Images are to be dropped, and the rest of the data reproduced exactly.

____________

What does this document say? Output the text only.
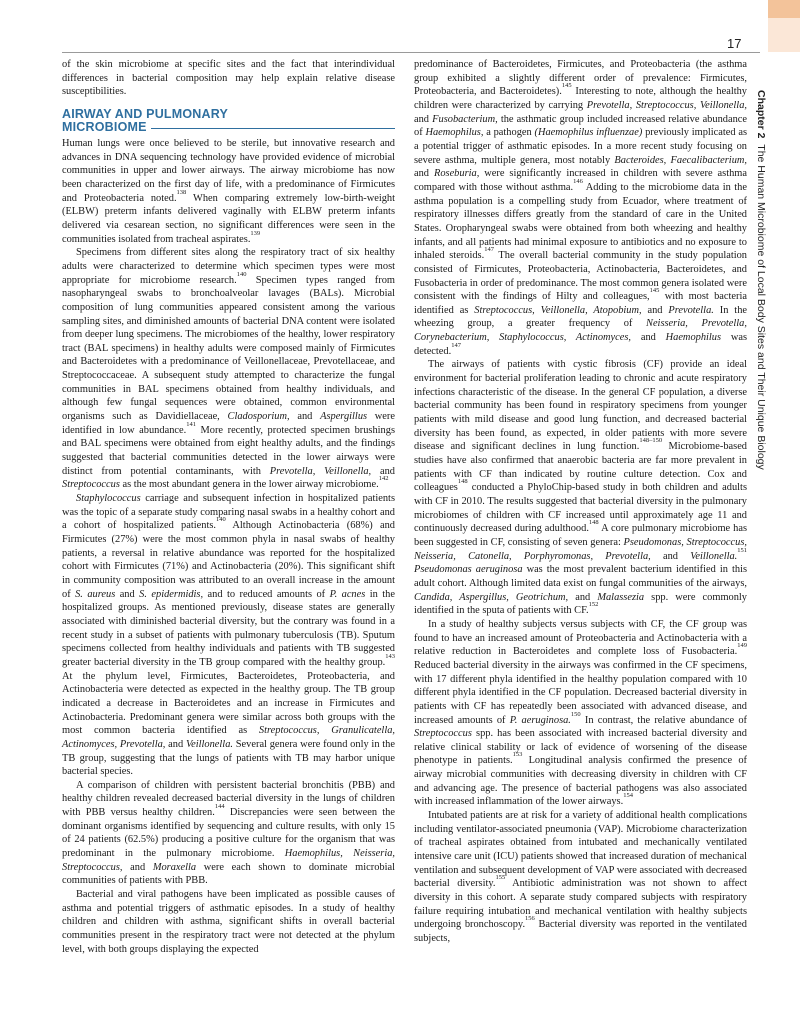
17
Chapter 2  The Human Microbiome of Local Body Sites and Their Unique Biology

of the skin microbiome at specific sites and the fact that interindividual differences in bacterial composition may help explain relative disease susceptibilities.

AIRWAY AND PULMONARY
MICROBIOME

Human lungs were once believed to be sterile, but innovative research and advances in DNA sequencing technology have provided evidence of microbial communities in upper and lower airways. The airway microbiome has now been characterized on the first day of life, with a predominance of Firmicutes and Proteobacteria noted.$^{138}$ When comparing extremely low-birth-weight (ELBW) preterm infants delivered vaginally with ELBW preterm infants delivered via cesarean section, no significant differences were seen in the communities isolated from tracheal aspirates.$^{139}$

Specimens from different sites along the respiratory tract of six healthy adults were characterized to determine which specimen types were most appropriate for microbiome research.$^{140}$ Specimen types ranged from nasopharyngeal swabs to bronchoalveolar lavages (BALs). Microbial composition of lung communities appeared consistent among the various sampling sites, and diminished amounts of bacterial DNA content were isolated from deeper lung specimens. The microbiomes of the healthy, lower respiratory tract (BAL specimens) in healthy adults were composed mainly of Firmicutes and Bacteroidetes with a predominance of Veillonellaceae, Prevotellaceae, and Streptococcaceae. A subsequent study attempted to characterize the fungal communities in BAL specimens obtained from healthy individuals, and although few fungal sequences were obtained, common environmental organisms such as Davidiellaceae, Cladosporium, and Aspergillus were identified in low abundance.$^{141}$ More recently, protected specimen brushings and BAL specimens were obtained from eight healthy adults, and the findings suggested that bacterial communities detected in the lower airways were distinct from potential contaminants, with Prevotella, Veillonella, and Streptococcus as the most abundant genera in the lower airway microbiome.$^{142}$

Staphylococcus carriage and subsequent infection in hospitalized patients was the topic of a separate study comparing nasal swabs in a healthy cohort and a cohort of hospitalized patients.$^{140}$ Although Actinobacteria (68%) and Firmicutes (27%) were the most common phyla in nasal swabs of healthy patients, a reversal in relative abundance was reported for the hospitalized cohort with Firmicutes (71%) and Actinobacteria (20%). This significant shift in community composition was attributed to an overall increase in the amount of S. aureus and S. epidermidis, and to reduced amounts of P. acnes in the hospitalized groups. As mentioned previously, disease states are generally associated with diminished bacterial diversity, but the contrary was found in a recent study in a subset of patients with pulmonary tuberculosis (TB). Sputum specimens collected from healthy individuals and patients with TB suggested greater bacterial diversity in the TB group compared with the healthy group.$^{143}$ At the phylum level, Firmicutes, Bacteroidetes, Proteobacteria, and Actinobacteria were detected as expected in the healthy group. The TB group indicated a decrease in Bacteroidetes and an increase in Firmicutes and Actinobacteria. Predominant genera were similar across both groups with the most common bacteria identified as Streptococcus, Granulicatella, Actinomyces, Prevotella, and Veillonella. Several genera were found only in the TB group, suggesting that the lungs of patients with TB may harbor unique bacterial species.

A comparison of children with persistent bacterial bronchitis (PBB) and healthy children revealed decreased bacterial diversity in the lungs of children with PBB versus healthy children.$^{144}$ Discrepancies were seen between the dominant organisms identified by sequencing and culture results, with only 15 of 24 patients (62.5%) producing a positive culture for the organism that was predominant in the pulmonary microbiome. Haemophilus, Neisseria, Streptococcus, and Moraxella were each shown to dominate microbial communities of patients with PBB.

Bacterial and viral pathogens have been implicated as possible causes of asthma and potential triggers of asthmatic episodes. In a study of healthy children and children with asthma, significant shifts in overall bacterial communities present in the respiratory tract were not detected at the phylum level, with both groups displaying the expected

predominance of Bacteroidetes, Firmicutes, and Proteobacteria (the asthma group exhibited a slightly different order of prevalence: Firmicutes, Proteobacteria, and Bacteroidetes).$^{145}$ Interesting to note, although the healthy children were characterized by carrying Prevotella, Streptococcus, Veillonella, and Fusobacterium, the asthmatic group included increased relative abundance of Haemophilus, a pathogen (Haemophilus influenzae) previously implicated as a potential trigger of asthmatic episodes. In a more recent study focusing on severe asthma, multiple genera, most notably Bacteroides, Faecalibacterium, and Roseburia, were significantly increased in children with severe asthma compared with those without asthma.$^{146}$ Adding to the microbiome data in the asthma population is a compelling study from Ecuador, where treatment of respiratory illnesses differs greatly from the standard of care in the United States. Oropharyngeal swabs were obtained from both wheezing and healthy infants, and all patients had minimal exposure to antibiotics and no exposure to inhaled steroids.$^{147}$ The overall bacterial community in the study population consisted of Firmicutes, Proteobacteria, Actinobacteria, Bacteroidetes, and Fusobacteria in order of predominance. The most common genera isolated were consistent with the findings of Hilty and colleagues,$^{145}$ with most bacteria identified as Streptococcus, Veillonella, Atopobium, and Prevotella. In the wheezing group, a greater frequency of Neisseria, Prevotella, Corynebacterium, Staphylococcus, Actinomyces, and Haemophilus was detected.$^{147}$

The airways of patients with cystic fibrosis (CF) provide an ideal environment for bacterial proliferation leading to chronic and acute respiratory infections characteristic of the disease. In the general CF population, a diverse bacterial community has been found in respiratory specimens from younger patients with mild disease and good lung function, and decreased bacterial diversity has been found, as expected, in older patients with more severe disease and significant declines in lung function.$^{148-150}$ Microbiome-based studies have also confirmed that anaerobic bacteria are far more prevalent in patients with CF than indicated by routine culture detection. Cox and colleagues$^{148}$ conducted a PhyloChip-based study in both children and adults with CF in 2010. The results suggested that bacterial diversity in the pulmonary microbiomes of children with CF increased until approximately age 11 and continuously decreased during adulthood.$^{148}$ A core pulmonary microbiome has been suggested in CF, consisting of seven genera: Pseudomonas, Streptococcus, Neisseria, Catonella, Porphyromonas, Prevotella, and Veillonella.$^{151}$ Pseudomonas aeruginosa was the most prevalent bacterium identified in this adult cohort. Although limited data exist on fungal communities of the airways, Candida, Aspergillus, Geotrichum, and Malassezia spp. were commonly identified in the sputa of patients with CF.$^{152}$

In a study of healthy subjects versus subjects with CF, the CF group was found to have an increased amount of Proteobacteria and Actinobacteria with a relative reduction in Bacteroidetes and complete loss of Fusobacteria.$^{149}$ Reduced bacterial diversity in the airways was confirmed in the CF specimens, with 17 different phyla identified in the healthy population compared with 10 different phyla identified in the CF population. Decreased bacterial diversity in patients with CF has repeatedly been associated with advanced disease, and increased amounts of P. aeruginosa.$^{150}$ In contrast, the relative abundance of Streptococcus spp. has been associated with increased bacterial diversity and relative clinical stability or lack of evidence of worsening of the disease phenotype in patients.$^{153}$ Longitudinal analysis confirmed the presence of airway microbial communities with decreasing diversity in children with CF and advancing age. The presence of bacterial pathogens was also associated with increased inflammation of the lower airways.$^{154}$

Intubated patients are at risk for a variety of additional health complications including ventilator-associated pneumonia (VAP). Microbiome characterization of tracheal aspirates obtained from intubated and mechanically ventilated intensive care unit (ICU) patients showed that increased duration of mechanical ventilation and subsequent development of VAP were associated with decreased bacterial diversity.$^{155}$ Antibiotic administration was not shown to affect diversity in this cohort. A separate study compared subjects with respiratory failure requiring intubation and mechanical ventilation with healthy subjects undergoing bronchoscopy.$^{156}$ Bacterial diversity was reported in the ventilated subjects,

____________

* Answer to the exercise:
What does this document say? Output the text only.
17
Chapter 2  The Human Microbiome of Local Body Sites and Their Unique Biology

of the skin microbiome at specific sites and the fact that interindividual differences in bacterial composition may help explain relative disease susceptibilities.

AIRWAY AND PULMONARY
MICROBIOME

Human lungs were once believed to be sterile, but innovative research and advances in DNA sequencing technology have provided evidence of microbial communities in upper and lower airways. The airway microbiome has now been characterized on the first day of life, with a predominance of Firmicutes and Proteobacteria noted.$^{138}$ When comparing extremely low-birth-weight (ELBW) preterm infants delivered vaginally with ELBW preterm infants delivered via cesarean section, no significant differences were seen in the communities isolated from tracheal aspirates.$^{139}$

Specimens from different sites along the respiratory tract of six healthy adults were characterized to determine which specimen types were most appropriate for microbiome research.$^{140}$ Specimen types ranged from nasopharyngeal swabs to bronchoalveolar lavages (BALs). Microbial composition of lung communities appeared consistent among the various sampling sites, and diminished amounts of bacterial DNA content were isolated from deeper lung specimens. The microbiomes of the healthy, lower respiratory tract (BAL specimens) in healthy adults were composed mainly of Firmicutes and Bacteroidetes with a predominance of Veillonellaceae, Prevotellaceae, and Streptococcaceae. A subsequent study attempted to characterize the fungal communities in BAL specimens obtained from healthy individuals, and although few fungal sequences were obtained, common environmental organisms such as Davidiellaceae, Cladosporium, and Aspergillus were identified in low abundance.$^{141}$ More recently, protected specimen brushings and BAL specimens were obtained from eight healthy adults, and the findings suggested that bacterial communities detected in the lower airways were distinct from potential contaminants, with Prevotella, Veillonella, and Streptococcus as the most abundant genera in the lower airway microbiome.$^{142}$

Staphylococcus carriage and subsequent infection in hospitalized patients was the topic of a separate study comparing nasal swabs in a healthy cohort and a cohort of hospitalized patients.$^{140}$ Although Actinobacteria (68%) and Firmicutes (27%) were the most common phyla in nasal swabs of healthy patients, a reversal in relative abundance was reported for the hospitalized cohort with Firmicutes (71%) and Actinobacteria (20%). This significant shift in community composition was attributed to an overall increase in the amount of S. aureus and S. epidermidis, and to reduced amounts of P. acnes in the hospitalized groups. As mentioned previously, disease states are generally associated with diminished bacterial diversity, but the contrary was found in a recent study in a subset of patients with pulmonary tuberculosis (TB). Sputum specimens collected from healthy individuals and patients with TB suggested greater bacterial diversity in the TB group compared with the healthy group.$^{143}$ At the phylum level, Firmicutes, Bacteroidetes, Proteobacteria, and Actinobacteria were detected as expected in the healthy group. The TB group indicated a decrease in Bacteroidetes and an increase in Firmicutes and Actinobacteria. Predominant genera were similar across both groups with the most common bacteria identified as Streptococcus, Granulicatella, Actinomyces, Prevotella, and Veillonella. Several genera were found only in the TB group, suggesting that the lungs of patients with TB may harbor unique bacterial species.

A comparison of children with persistent bacterial bronchitis (PBB) and healthy children revealed decreased bacterial diversity in the lungs of children with PBB versus healthy children.$^{144}$ Discrepancies were seen between the dominant organisms identified by sequencing and culture results, with only 15 of 24 patients (62.5%) producing a positive culture for the organism that was predominant in the pulmonary microbiome. Haemophilus, Neisseria, Streptococcus, and Moraxella were each shown to dominate microbial communities of patients with PBB.

Bacterial and viral pathogens have been implicated as possible causes of asthma and potential triggers of asthmatic episodes. In a study of healthy children and children with asthma, significant shifts in overall bacterial communities present in the respiratory tract were not detected at the phylum level, with both groups displaying the expected

predominance of Bacteroidetes, Firmicutes, and Proteobacteria (the asthma group exhibited a slightly different order of prevalence: Firmicutes, Proteobacteria, and Bacteroidetes).$^{145}$ Interesting to note, although the healthy children were characterized by carrying Prevotella, Streptococcus, Veillonella, and Fusobacterium, the asthmatic group included increased relative abundance of Haemophilus, a pathogen (Haemophilus influenzae) previously implicated as a potential trigger of asthmatic episodes. In a more recent study focusing on severe asthma, multiple genera, most notably Bacteroides, Faecalibacterium, and Roseburia, were significantly increased in children with severe asthma compared with those without asthma.$^{146}$ Adding to the microbiome data in the asthma population is a compelling study from Ecuador, where treatment of respiratory illnesses differs greatly from the standard of care in the United States. Oropharyngeal swabs were obtained from both wheezing and healthy infants, and all patients had minimal exposure to antibiotics and no exposure to inhaled steroids.$^{147}$ The overall bacterial community in the study population consisted of Firmicutes, Proteobacteria, Actinobacteria, Bacteroidetes, and Fusobacteria in order of predominance. The most common genera isolated were consistent with the findings of Hilty and colleagues,$^{145}$ with most bacteria identified as Streptococcus, Veillonella, Atopobium, and Prevotella. In the wheezing group, a greater frequency of Neisseria, Prevotella, Corynebacterium, Staphylococcus, Actinomyces, and Haemophilus was detected.$^{147}$

The airways of patients with cystic fibrosis (CF) provide an ideal environment for bacterial proliferation leading to chronic and acute respiratory infections characteristic of the disease. In the general CF population, a diverse bacterial community has been found in respiratory specimens from younger patients with mild disease and good lung function, and decreased bacterial diversity has been found, as expected, in older patients with more severe disease and significant declines in lung function.$^{148-150}$ Microbiome-based studies have also confirmed that anaerobic bacteria are far more prevalent in patients with CF than indicated by routine culture detection. Cox and colleagues$^{148}$ conducted a PhyloChip-based study in both children and adults with CF in 2010. The results suggested that bacterial diversity in the pulmonary microbiomes of children with CF increased until approximately age 11 and continuously decreased during adulthood.$^{148}$ A core pulmonary microbiome has been suggested in CF, consisting of seven genera: Pseudomonas, Streptococcus, Neisseria, Catonella, Porphyromonas, Prevotella, and Veillonella.$^{151}$ Pseudomonas aeruginosa was the most prevalent bacterium identified in this adult cohort. Although limited data exist on fungal communities of the airways, Candida, Aspergillus, Geotrichum, and Malassezia spp. were commonly identified in the sputa of patients with CF.$^{152}$

In a study of healthy subjects versus subjects with CF, the CF group was found to have an increased amount of Proteobacteria and Actinobacteria with a relative reduction in Bacteroidetes and complete loss of Fusobacteria.$^{149}$ Reduced bacterial diversity in the airways was confirmed in the CF specimens, with 17 different phyla identified in the healthy population compared with 10 different phyla identified in the CF population. Decreased bacterial diversity in patients with CF has repeatedly been associated with advanced disease, and increased amounts of P. aeruginosa.$^{150}$ In contrast, the relative abundance of Streptococcus spp. has been associated with increased bacterial diversity and relative clinical stability or lack of evidence of worsening of the disease phenotype in patients.$^{153}$ Longitudinal analysis confirmed the presence of airway microbial communities with decreasing diversity in children with CF and advancing age. The presence of bacterial pathogens was also associated with increased inflammation of the lower airways.$^{154}$

Intubated patients are at risk for a variety of additional health complications including ventilator-associated pneumonia (VAP). Microbiome characterization of tracheal aspirates obtained from intubated and mechanically ventilated intensive care unit (ICU) patients showed that increased duration of mechanical ventilation and subsequent development of VAP were associated with decreased bacterial diversity.$^{155}$ Antibiotic administration was not shown to affect diversity in this cohort. A separate study compared subjects with respiratory failure requiring intubation and mechanical ventilation with healthy subjects undergoing bronchoscopy.$^{156}$ Bacterial diversity was reported in the ventilated subjects,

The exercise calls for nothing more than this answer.